- **Texto de leitura**
'''
Deputado do PL é um dos alvos de punição indicada pela Corregedoria da Câmara
Após a Corregedoria da Câmara recomendar a suspensão de seu mandato hoje (19), o deputado Zé Trovão (PL-SC) declarou que “30 dias não são nada”. Ele é um dos parlamentares apontados como envolvidos na obstrução no plenário no mês passado.
“Acabo de ser informado de que meu mandato, por defender o povo, por ter feito aquela barreira humana na Câmara dos Deputados em favor da anistia, foi suspenso. Do povo que está preso e encarcerado, foi suspenso por 30 dias. Não me importo, faria mil vezes se fosse preciso”, afirmou em publicação nas redes sociais.
30 dias não é nada, para quem irá guerrear uma vida inteira a favor do catarinense e dos brasileiros presos injustamente!
Com toda certeza, não desisistirei dessa guerra e continuaremos lutando por aquilo que é certo! pic.twitter.com/RO6AsGc7hm
— Zé Trovão Deputado Federal (@TrovaoDas) September 19, 2025
Apesar da manifestação, a suspensão ainda depende de decisão do Conselho de Ética.
'''
Dê continuidade ao texto acima sobre a recomendação de suspensão do mandato do deputado Zé Trovão, a partir da última frase apresentada.

Registros de dados salvos
'''
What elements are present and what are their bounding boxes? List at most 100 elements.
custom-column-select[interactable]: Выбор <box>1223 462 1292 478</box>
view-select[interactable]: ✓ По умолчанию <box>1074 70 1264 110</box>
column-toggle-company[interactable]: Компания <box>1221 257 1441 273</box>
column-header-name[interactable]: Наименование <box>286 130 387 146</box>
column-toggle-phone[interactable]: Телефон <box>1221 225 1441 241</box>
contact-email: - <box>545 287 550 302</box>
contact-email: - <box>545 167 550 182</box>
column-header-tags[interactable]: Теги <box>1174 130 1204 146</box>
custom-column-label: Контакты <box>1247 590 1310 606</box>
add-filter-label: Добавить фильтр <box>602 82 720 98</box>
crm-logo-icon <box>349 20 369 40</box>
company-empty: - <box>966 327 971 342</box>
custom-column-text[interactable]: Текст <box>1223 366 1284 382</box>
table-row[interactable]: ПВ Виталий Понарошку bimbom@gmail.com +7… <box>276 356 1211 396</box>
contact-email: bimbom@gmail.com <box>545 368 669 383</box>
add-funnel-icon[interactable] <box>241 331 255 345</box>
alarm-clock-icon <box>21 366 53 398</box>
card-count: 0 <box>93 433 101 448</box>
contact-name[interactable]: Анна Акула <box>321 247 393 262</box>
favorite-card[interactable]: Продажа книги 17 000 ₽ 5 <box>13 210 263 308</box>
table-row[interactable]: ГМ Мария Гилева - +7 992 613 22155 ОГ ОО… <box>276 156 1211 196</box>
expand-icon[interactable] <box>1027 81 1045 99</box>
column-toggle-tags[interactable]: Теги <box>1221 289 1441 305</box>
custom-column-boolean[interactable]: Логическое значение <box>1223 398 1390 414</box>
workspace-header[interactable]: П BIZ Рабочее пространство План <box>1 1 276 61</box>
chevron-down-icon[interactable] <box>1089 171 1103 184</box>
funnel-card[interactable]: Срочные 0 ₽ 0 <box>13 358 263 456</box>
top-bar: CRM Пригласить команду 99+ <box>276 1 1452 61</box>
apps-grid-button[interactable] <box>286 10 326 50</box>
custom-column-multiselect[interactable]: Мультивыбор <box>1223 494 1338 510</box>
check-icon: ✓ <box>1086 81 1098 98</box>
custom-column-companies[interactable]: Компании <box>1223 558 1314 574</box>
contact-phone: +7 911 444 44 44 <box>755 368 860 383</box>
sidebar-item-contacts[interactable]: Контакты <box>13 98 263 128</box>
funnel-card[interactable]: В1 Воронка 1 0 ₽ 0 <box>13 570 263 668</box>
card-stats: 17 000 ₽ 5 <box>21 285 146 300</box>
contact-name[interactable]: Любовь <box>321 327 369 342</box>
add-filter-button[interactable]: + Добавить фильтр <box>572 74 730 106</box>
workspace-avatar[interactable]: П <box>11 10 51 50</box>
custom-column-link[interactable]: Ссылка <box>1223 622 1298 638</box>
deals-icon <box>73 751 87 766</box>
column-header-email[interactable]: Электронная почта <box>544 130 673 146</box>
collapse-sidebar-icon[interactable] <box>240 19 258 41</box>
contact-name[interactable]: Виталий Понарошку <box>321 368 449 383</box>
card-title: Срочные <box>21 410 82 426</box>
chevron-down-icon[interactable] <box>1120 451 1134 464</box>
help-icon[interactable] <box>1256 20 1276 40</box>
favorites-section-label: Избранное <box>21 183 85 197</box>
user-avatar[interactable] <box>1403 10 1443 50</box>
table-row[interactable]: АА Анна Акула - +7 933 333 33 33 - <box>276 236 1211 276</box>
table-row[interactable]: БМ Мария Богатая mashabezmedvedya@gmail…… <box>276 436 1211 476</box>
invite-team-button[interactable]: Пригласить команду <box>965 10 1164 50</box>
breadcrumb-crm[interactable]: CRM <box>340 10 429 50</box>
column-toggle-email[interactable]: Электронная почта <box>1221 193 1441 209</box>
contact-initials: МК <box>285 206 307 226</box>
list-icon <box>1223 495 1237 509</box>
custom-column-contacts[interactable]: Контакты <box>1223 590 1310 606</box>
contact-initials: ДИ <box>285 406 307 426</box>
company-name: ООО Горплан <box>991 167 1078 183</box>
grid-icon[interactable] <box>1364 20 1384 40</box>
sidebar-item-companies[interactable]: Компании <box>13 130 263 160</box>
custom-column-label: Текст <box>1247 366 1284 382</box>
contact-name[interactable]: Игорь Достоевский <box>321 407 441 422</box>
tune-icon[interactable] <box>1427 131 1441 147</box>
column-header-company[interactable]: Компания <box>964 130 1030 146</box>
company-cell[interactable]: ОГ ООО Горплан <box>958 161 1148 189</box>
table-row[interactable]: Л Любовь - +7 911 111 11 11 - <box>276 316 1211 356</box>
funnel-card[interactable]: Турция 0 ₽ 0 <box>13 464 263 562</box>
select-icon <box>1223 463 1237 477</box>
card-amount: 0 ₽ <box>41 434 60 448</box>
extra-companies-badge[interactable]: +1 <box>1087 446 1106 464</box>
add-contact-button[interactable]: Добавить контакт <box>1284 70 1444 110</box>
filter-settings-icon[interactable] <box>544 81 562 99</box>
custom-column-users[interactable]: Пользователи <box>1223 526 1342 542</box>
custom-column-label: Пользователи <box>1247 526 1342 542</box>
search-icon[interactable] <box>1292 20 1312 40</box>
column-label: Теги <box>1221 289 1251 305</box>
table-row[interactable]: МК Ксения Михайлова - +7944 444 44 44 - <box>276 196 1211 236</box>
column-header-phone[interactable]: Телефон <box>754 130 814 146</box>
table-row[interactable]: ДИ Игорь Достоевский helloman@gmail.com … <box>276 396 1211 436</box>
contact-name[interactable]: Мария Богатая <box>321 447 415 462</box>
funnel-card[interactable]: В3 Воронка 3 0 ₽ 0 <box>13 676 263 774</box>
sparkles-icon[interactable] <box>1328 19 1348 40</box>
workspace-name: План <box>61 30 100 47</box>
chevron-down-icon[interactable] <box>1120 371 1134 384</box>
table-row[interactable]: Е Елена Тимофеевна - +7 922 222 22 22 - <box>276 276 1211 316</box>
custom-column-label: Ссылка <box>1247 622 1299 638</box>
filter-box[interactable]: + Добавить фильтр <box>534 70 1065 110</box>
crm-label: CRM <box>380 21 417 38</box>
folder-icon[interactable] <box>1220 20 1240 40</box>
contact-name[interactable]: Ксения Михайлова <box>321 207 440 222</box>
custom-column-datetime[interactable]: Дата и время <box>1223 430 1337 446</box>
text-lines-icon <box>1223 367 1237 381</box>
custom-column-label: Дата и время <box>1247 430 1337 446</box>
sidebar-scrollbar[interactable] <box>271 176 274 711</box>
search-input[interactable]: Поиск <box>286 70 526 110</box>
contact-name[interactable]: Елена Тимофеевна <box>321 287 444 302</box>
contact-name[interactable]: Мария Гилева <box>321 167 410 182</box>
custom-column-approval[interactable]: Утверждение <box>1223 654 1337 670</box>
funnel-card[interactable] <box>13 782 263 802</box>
'''
- **Resposta do exercício**
O parecer da Corregedoria prevê punição mais severa para Marcos Pollon (PL-MS), com suspensão de 90 dias por “conduta e declarações difamatórias contra a presidência da Câmara”. O deputado Marcel Van Hattem (Novo-RS) também teve recomendação de 30 dias de afastamento por ocupar a cadeira do presidente Hugo Motta (Republicanos-PB) durante a obstrução.
Além deles, Allan Garcês (PP-MA), Bia Kicis (PL-DF), Carlos Jordy (PL-RJ), Caroline de Toni (PL-SC), Domingos Sávio (PL-MG), Júlia Zanatta (PL-SC), Nikolas Ferreira (PL-MG), Paulo Bilynskyj (PL-SP), Pr. Marco Feliciano (PL-SP), Sóstenes Cavalcante (PL-RJ) e Luciano Zucco (PL-RS) devem receber advertências por escrito.